▶ **Exercise description**
Copy out every record below with complete accuracy.

§

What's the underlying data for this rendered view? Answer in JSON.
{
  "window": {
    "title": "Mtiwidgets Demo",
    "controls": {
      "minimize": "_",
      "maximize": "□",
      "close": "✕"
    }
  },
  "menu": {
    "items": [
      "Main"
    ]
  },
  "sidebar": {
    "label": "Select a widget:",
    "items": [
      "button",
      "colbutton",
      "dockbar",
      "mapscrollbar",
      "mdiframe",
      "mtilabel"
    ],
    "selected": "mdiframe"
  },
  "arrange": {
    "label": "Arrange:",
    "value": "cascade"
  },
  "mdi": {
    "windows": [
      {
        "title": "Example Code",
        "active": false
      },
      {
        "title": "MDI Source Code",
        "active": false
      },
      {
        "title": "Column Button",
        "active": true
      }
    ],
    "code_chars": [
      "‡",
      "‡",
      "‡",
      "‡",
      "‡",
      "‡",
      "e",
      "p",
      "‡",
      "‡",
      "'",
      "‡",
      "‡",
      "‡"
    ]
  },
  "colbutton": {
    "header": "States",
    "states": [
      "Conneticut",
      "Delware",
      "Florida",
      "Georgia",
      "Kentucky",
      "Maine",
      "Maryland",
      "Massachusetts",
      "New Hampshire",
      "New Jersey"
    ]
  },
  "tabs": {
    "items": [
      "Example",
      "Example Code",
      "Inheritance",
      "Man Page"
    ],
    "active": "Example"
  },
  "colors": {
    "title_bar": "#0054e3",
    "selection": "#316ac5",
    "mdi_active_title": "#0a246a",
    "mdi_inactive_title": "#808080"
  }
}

§

▶ **Response to the exercise**
What's the underlying data for this rendered view? Answer in JSON.
{
  "window": {
    "title": "Mtiwidgets Demo",
    "controls": {
      "minimize": "_",
      "maximize": "□",
      "close": "✕"
    }
  },
  "menu": {
    "items": [
      "Main"
    ]
  },
  "sidebar": {
    "label": "Select a widget:",
    "items": [
      "button",
      "colbutton",
      "dockbar",
      "mapscrollbar",
      "mdiframe",
      "mtilabel"
    ],
    "selected": "mdiframe"
  },
  "arrange": {
    "label": "Arrange:",
    "value": "cascade"
  },
  "mdi": {
    "windows": [
      {
        "title": "Example Code",
        "active": false
      },
      {
        "title": "MDI Source Code",
        "active": false
      },
      {
        "title": "Column Button",
        "active": true
      }
    ],
    "code_chars": [
      "‡",
      "‡",
      "‡",
      "‡",
      "‡",
      "‡",
      "e",
      "p",
      "‡",
      "‡",
      "'",
      "‡",
      "‡",
      "‡"
    ]
  },
  "colbutton": {
    "header": "States",
    "states": [
      "Conneticut",
      "Delware",
      "Florida",
      "Georgia",
      "Kentucky",
      "Maine",
      "Maryland",
      "Massachusetts",
      "New Hampshire",
      "New Jersey"
    ]
  },
  "tabs": {
    "items": [
      "Example",
      "Example Code",
      "Inheritance",
      "Man Page"
    ],
    "active": "Example"
  },
  "colors": {
    "title_bar": "#0054e3",
    "selection": "#316ac5",
    "mdi_active_title": "#0a246a",
    "mdi_inactive_title": "#808080"
  }
}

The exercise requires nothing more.